--- Records for the exercise ---
>>>>

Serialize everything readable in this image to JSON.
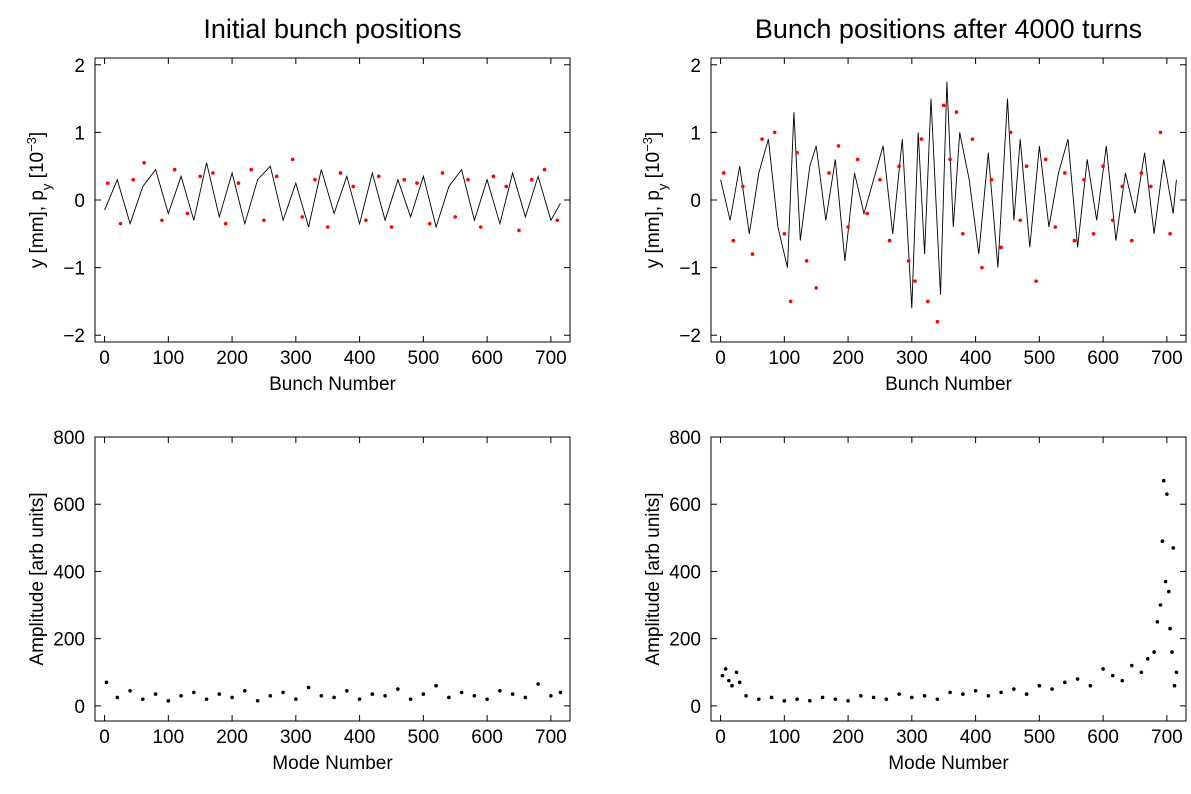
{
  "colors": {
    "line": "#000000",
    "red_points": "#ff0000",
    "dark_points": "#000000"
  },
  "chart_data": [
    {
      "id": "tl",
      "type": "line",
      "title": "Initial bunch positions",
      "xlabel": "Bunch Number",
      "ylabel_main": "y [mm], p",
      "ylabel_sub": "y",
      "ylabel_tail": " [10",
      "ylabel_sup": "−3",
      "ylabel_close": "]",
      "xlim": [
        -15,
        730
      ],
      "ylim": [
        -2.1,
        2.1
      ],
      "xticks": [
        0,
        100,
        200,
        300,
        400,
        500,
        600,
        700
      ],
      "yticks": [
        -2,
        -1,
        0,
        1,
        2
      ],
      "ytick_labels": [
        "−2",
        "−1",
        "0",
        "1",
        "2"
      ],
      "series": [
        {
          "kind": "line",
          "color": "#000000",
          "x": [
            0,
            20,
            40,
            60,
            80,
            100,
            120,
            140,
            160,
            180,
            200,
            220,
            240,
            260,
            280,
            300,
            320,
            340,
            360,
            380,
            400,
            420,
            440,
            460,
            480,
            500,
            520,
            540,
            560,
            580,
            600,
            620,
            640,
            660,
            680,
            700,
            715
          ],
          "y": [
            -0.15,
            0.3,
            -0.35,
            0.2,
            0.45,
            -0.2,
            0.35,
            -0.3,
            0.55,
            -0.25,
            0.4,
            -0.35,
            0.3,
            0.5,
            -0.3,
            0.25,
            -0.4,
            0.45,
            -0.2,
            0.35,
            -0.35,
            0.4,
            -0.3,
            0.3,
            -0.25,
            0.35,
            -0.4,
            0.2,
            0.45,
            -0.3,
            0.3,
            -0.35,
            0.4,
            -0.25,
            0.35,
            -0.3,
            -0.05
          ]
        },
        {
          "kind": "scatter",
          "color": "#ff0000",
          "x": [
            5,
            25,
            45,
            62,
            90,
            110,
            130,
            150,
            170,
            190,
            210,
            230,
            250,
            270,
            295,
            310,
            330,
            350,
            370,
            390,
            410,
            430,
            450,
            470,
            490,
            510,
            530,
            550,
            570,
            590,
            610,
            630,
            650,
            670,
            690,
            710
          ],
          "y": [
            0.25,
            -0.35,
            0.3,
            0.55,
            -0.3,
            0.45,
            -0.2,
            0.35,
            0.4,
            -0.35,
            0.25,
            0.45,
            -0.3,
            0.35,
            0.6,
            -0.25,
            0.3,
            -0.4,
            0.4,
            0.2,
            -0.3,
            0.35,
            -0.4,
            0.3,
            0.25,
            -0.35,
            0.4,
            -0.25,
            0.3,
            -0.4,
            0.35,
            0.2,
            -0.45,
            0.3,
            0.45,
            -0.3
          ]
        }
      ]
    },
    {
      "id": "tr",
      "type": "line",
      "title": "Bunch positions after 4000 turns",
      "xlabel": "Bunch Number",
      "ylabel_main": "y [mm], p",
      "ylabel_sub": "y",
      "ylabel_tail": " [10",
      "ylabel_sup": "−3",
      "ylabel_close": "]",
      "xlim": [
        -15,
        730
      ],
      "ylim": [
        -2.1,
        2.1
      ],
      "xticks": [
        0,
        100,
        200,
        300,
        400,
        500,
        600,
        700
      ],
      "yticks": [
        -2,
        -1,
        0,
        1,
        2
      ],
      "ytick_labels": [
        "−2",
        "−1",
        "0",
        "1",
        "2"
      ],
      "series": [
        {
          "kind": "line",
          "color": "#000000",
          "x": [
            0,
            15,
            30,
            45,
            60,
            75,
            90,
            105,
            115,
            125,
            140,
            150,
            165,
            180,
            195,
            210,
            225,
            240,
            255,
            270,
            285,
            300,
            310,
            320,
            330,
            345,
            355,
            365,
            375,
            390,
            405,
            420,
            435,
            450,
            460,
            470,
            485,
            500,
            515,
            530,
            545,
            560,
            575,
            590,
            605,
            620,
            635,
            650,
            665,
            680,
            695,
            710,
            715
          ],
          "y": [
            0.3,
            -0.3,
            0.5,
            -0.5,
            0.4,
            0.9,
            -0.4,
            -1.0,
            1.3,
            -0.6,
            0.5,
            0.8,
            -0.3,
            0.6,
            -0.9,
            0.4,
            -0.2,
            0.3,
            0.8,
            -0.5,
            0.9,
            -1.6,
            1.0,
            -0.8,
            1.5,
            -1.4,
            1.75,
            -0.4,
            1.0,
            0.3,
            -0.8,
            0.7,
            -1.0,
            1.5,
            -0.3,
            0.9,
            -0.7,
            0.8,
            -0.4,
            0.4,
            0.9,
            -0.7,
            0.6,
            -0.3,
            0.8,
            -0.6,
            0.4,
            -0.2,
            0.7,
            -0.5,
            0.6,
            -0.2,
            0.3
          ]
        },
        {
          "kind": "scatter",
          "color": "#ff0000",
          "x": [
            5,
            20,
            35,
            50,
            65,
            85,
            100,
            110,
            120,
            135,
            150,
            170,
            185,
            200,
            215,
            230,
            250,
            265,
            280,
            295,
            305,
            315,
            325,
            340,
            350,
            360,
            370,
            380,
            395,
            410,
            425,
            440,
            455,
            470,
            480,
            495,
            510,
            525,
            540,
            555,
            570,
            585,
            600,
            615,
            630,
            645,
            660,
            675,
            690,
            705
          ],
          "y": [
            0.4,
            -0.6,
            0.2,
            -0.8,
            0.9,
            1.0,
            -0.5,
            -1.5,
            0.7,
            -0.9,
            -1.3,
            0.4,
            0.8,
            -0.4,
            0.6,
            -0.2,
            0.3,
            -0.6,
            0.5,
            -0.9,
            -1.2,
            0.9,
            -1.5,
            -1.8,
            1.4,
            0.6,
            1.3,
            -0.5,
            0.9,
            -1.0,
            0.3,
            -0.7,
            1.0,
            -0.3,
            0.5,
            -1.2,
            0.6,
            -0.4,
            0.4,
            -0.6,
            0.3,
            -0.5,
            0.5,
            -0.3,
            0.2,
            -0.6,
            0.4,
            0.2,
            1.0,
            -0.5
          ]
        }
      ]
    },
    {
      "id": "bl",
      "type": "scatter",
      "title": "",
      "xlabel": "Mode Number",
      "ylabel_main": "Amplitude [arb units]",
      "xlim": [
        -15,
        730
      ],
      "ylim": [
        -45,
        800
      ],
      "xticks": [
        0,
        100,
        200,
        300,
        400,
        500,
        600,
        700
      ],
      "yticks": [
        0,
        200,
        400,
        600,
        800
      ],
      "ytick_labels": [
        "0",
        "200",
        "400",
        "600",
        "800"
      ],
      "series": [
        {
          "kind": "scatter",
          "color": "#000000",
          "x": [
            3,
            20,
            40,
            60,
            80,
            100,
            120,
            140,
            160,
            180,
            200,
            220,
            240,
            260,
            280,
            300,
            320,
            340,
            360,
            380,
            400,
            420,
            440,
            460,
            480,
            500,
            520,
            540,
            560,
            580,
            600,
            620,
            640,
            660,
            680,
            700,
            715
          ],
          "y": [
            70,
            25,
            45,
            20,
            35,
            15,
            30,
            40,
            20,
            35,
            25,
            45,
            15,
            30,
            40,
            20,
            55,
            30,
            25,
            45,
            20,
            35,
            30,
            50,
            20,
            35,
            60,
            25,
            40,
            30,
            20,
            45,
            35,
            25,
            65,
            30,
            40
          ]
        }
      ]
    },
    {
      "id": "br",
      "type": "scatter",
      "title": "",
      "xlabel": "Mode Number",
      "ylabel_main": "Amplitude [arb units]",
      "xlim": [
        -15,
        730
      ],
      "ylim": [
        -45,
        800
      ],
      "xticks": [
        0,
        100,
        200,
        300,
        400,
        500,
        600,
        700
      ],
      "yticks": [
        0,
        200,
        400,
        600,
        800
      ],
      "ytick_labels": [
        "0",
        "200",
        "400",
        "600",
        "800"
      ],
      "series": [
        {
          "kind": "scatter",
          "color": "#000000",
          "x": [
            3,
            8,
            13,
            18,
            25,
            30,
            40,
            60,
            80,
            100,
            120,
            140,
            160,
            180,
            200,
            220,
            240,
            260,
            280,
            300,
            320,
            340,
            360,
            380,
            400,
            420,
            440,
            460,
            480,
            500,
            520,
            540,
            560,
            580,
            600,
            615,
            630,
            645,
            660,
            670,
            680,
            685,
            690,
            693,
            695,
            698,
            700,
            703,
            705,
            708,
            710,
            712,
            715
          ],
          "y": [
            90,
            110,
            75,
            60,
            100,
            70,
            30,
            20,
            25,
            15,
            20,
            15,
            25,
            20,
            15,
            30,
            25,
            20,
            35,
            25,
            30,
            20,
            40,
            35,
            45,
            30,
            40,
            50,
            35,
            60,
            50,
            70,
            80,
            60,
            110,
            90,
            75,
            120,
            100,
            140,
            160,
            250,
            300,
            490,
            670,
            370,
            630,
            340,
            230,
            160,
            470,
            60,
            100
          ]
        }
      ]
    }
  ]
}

<<<<

--- Goal of the exercise ---
Give every line of the material that includes the string "positions".

--- Complete answer ---
      "title": "Initial bunch positions",
      "title": "Bunch positions after 4000 turns",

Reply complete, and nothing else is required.